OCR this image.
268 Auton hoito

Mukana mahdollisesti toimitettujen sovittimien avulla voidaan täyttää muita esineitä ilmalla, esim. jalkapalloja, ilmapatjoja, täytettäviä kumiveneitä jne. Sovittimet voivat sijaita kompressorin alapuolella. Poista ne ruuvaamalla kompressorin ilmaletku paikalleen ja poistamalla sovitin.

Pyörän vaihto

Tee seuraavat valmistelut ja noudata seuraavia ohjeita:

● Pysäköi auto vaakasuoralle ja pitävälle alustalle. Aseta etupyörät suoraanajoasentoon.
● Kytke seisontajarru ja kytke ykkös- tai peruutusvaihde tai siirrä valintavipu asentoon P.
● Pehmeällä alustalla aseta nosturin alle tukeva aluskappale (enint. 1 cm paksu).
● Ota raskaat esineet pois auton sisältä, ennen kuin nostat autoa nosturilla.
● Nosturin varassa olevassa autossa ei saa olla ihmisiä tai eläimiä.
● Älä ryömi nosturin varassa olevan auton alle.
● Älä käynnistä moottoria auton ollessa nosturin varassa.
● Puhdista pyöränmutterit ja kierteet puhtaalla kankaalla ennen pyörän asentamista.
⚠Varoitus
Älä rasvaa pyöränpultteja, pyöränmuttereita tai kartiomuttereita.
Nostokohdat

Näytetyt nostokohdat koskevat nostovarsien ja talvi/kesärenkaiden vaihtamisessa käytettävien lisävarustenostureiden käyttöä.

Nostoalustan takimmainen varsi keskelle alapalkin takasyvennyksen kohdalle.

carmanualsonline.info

## Instructions for the task
Return the entries in full, keeping every line exactly as it is.

## Exercise result
OCR this image.
268 Auton hoito

Mukana mahdollisesti toimitettujen sovittimien avulla voidaan täyttää muita esineitä ilmalla, esim. jalkapalloja, ilmapatjoja, täytettäviä kumiveneitä jne. Sovittimet voivat sijaita kompressorin alapuolella. Poista ne ruuvaamalla kompressorin ilmaletku paikalleen ja poistamalla sovitin.

Pyörän vaihto

Tee seuraavat valmistelut ja noudata seuraavia ohjeita:

● Pysäköi auto vaakasuoralle ja pitävälle alustalle. Aseta etupyörät suoraanajoasentoon.
● Kytke seisontajarru ja kytke ykkös- tai peruutusvaihde tai siirrä valintavipu asentoon P.
● Pehmeällä alustalla aseta nosturin alle tukeva aluskappale (enint. 1 cm paksu).
● Ota raskaat esineet pois auton sisältä, ennen kuin nostat autoa nosturilla.
● Nosturin varassa olevassa autossa ei saa olla ihmisiä tai eläimiä.
● Älä ryömi nosturin varassa olevan auton alle.
● Älä käynnistä moottoria auton ollessa nosturin varassa.
● Puhdista pyöränmutterit ja kierteet puhtaalla kankaalla ennen pyörän asentamista.
⚠Varoitus
Älä rasvaa pyöränpultteja, pyöränmuttereita tai kartiomuttereita.
Nostokohdat

Näytetyt nostokohdat koskevat nostovarsien ja talvi/kesärenkaiden vaihtamisessa käytettävien lisävarustenostureiden käyttöä.

Nostoalustan takimmainen varsi keskelle alapalkin takasyvennyksen kohdalle.

carmanualsonline.info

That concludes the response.